- [Exercise brief]:
Output all the material that follows, exactly as given.

Collected data entries:
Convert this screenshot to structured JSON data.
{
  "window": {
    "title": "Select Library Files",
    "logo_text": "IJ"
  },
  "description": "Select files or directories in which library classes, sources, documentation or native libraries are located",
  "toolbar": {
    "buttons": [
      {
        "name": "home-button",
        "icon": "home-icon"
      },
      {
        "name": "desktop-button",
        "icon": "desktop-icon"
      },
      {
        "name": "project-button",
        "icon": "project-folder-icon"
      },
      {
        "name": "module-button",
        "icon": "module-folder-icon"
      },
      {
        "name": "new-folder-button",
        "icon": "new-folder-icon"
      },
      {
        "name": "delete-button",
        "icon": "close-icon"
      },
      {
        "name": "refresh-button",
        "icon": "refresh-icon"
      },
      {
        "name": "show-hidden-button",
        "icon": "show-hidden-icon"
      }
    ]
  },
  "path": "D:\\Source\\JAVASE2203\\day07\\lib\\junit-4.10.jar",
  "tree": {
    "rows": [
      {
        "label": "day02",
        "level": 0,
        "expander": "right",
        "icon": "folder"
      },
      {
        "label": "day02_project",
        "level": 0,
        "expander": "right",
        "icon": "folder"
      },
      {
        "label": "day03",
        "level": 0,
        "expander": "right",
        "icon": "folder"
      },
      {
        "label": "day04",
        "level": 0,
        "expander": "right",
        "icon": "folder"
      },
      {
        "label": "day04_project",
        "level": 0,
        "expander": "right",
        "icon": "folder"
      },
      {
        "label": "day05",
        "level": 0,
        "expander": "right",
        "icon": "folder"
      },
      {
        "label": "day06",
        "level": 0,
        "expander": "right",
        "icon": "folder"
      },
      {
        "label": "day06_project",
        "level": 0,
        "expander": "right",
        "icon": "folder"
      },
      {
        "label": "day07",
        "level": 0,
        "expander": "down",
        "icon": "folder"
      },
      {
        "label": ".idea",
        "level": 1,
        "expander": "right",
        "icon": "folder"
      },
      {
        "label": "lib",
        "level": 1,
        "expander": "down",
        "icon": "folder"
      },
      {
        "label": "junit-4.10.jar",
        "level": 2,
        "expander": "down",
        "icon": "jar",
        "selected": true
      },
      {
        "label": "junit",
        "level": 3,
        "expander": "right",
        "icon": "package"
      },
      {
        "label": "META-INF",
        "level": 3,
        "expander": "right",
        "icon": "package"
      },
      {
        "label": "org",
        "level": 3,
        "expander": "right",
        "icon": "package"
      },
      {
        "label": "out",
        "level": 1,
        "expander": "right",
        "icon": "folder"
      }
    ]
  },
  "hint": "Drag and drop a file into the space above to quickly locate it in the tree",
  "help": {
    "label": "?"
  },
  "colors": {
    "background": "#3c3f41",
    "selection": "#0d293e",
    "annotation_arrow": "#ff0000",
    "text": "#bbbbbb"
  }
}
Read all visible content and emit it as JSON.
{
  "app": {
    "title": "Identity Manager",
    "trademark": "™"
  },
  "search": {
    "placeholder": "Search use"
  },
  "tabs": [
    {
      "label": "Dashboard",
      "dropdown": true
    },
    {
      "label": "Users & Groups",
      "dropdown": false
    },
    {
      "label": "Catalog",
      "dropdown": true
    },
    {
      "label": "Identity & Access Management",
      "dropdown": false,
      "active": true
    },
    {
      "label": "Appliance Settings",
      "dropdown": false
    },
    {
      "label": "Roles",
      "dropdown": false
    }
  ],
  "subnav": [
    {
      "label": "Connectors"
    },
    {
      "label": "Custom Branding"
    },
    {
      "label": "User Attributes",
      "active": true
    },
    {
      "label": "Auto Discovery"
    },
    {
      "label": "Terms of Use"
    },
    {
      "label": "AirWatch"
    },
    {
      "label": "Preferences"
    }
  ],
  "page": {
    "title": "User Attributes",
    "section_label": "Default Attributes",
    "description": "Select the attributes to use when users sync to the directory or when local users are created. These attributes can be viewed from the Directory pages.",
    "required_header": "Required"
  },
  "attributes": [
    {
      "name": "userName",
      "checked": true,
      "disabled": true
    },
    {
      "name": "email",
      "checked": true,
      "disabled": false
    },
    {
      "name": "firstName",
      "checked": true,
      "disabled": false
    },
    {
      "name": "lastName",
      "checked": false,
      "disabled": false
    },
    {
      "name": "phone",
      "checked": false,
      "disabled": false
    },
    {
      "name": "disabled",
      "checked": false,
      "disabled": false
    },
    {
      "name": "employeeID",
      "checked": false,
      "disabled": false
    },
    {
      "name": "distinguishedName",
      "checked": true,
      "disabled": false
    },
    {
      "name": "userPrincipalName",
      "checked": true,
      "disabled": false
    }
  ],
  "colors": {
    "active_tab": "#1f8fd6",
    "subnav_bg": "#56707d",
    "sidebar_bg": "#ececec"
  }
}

- [The output]:
Convert this screenshot to structured JSON data.
{
  "window": {
    "title": "Select Library Files",
    "logo_text": "IJ"
  },
  "description": "Select files or directories in which library classes, sources, documentation or native libraries are located",
  "toolbar": {
    "buttons": [
      {
        "name": "home-button",
        "icon": "home-icon"
      },
      {
        "name": "desktop-button",
        "icon": "desktop-icon"
      },
      {
        "name": "project-button",
        "icon": "project-folder-icon"
      },
      {
        "name": "module-button",
        "icon": "module-folder-icon"
      },
      {
        "name": "new-folder-button",
        "icon": "new-folder-icon"
      },
      {
        "name": "delete-button",
        "icon": "close-icon"
      },
      {
        "name": "refresh-button",
        "icon": "refresh-icon"
      },
      {
        "name": "show-hidden-button",
        "icon": "show-hidden-icon"
      }
    ]
  },
  "path": "D:\\Source\\JAVASE2203\\day07\\lib\\junit-4.10.jar",
  "tree": {
    "rows": [
      {
        "label": "day02",
        "level": 0,
        "expander": "right",
        "icon": "folder"
      },
      {
        "label": "day02_project",
        "level": 0,
        "expander": "right",
        "icon": "folder"
      },
      {
        "label": "day03",
        "level": 0,
        "expander": "right",
        "icon": "folder"
      },
      {
        "label": "day04",
        "level": 0,
        "expander": "right",
        "icon": "folder"
      },
      {
        "label": "day04_project",
        "level": 0,
        "expander": "right",
        "icon": "folder"
      },
      {
        "label": "day05",
        "level": 0,
        "expander": "right",
        "icon": "folder"
      },
      {
        "label": "day06",
        "level": 0,
        "expander": "right",
        "icon": "folder"
      },
      {
        "label": "day06_project",
        "level": 0,
        "expander": "right",
        "icon": "folder"
      },
      {
        "label": "day07",
        "level": 0,
        "expander": "down",
        "icon": "folder"
      },
      {
        "label": ".idea",
        "level": 1,
        "expander": "right",
        "icon": "folder"
      },
      {
        "label": "lib",
        "level": 1,
        "expander": "down",
        "icon": "folder"
      },
      {
        "label": "junit-4.10.jar",
        "level": 2,
        "expander": "down",
        "icon": "jar",
        "selected": true
      },
      {
        "label": "junit",
        "level": 3,
        "expander": "right",
        "icon": "package"
      },
      {
        "label": "META-INF",
        "level": 3,
        "expander": "right",
        "icon": "package"
      },
      {
        "label": "org",
        "level": 3,
        "expander": "right",
        "icon": "package"
      },
      {
        "label": "out",
        "level": 1,
        "expander": "right",
        "icon": "folder"
      }
    ]
  },
  "hint": "Drag and drop a file into the space above to quickly locate it in the tree",
  "help": {
    "label": "?"
  },
  "colors": {
    "background": "#3c3f41",
    "selection": "#0d293e",
    "annotation_arrow": "#ff0000",
    "text": "#bbbbbb"
  }
}
Read all visible content and emit it as JSON.
{
  "app": {
    "title": "Identity Manager",
    "trademark": "™"
  },
  "search": {
    "placeholder": "Search use"
  },
  "tabs": [
    {
      "label": "Dashboard",
      "dropdown": true
    },
    {
      "label": "Users & Groups",
      "dropdown": false
    },
    {
      "label": "Catalog",
      "dropdown": true
    },
    {
      "label": "Identity & Access Management",
      "dropdown": false,
      "active": true
    },
    {
      "label": "Appliance Settings",
      "dropdown": false
    },
    {
      "label": "Roles",
      "dropdown": false
    }
  ],
  "subnav": [
    {
      "label": "Connectors"
    },
    {
      "label": "Custom Branding"
    },
    {
      "label": "User Attributes",
      "active": true
    },
    {
      "label": "Auto Discovery"
    },
    {
      "label": "Terms of Use"
    },
    {
      "label": "AirWatch"
    },
    {
      "label": "Preferences"
    }
  ],
  "page": {
    "title": "User Attributes",
    "section_label": "Default Attributes",
    "description": "Select the attributes to use when users sync to the directory or when local users are created. These attributes can be viewed from the Directory pages.",
    "required_header": "Required"
  },
  "attributes": [
    {
      "name": "userName",
      "checked": true,
      "disabled": true
    },
    {
      "name": "email",
      "checked": true,
      "disabled": false
    },
    {
      "name": "firstName",
      "checked": true,
      "disabled": false
    },
    {
      "name": "lastName",
      "checked": false,
      "disabled": false
    },
    {
      "name": "phone",
      "checked": false,
      "disabled": false
    },
    {
      "name": "disabled",
      "checked": false,
      "disabled": false
    },
    {
      "name": "employeeID",
      "checked": false,
      "disabled": false
    },
    {
      "name": "distinguishedName",
      "checked": true,
      "disabled": false
    },
    {
      "name": "userPrincipalName",
      "checked": true,
      "disabled": false
    }
  ],
  "colors": {
    "active_tab": "#1f8fd6",
    "subnav_bg": "#56707d",
    "sidebar_bg": "#ececec"
  }
}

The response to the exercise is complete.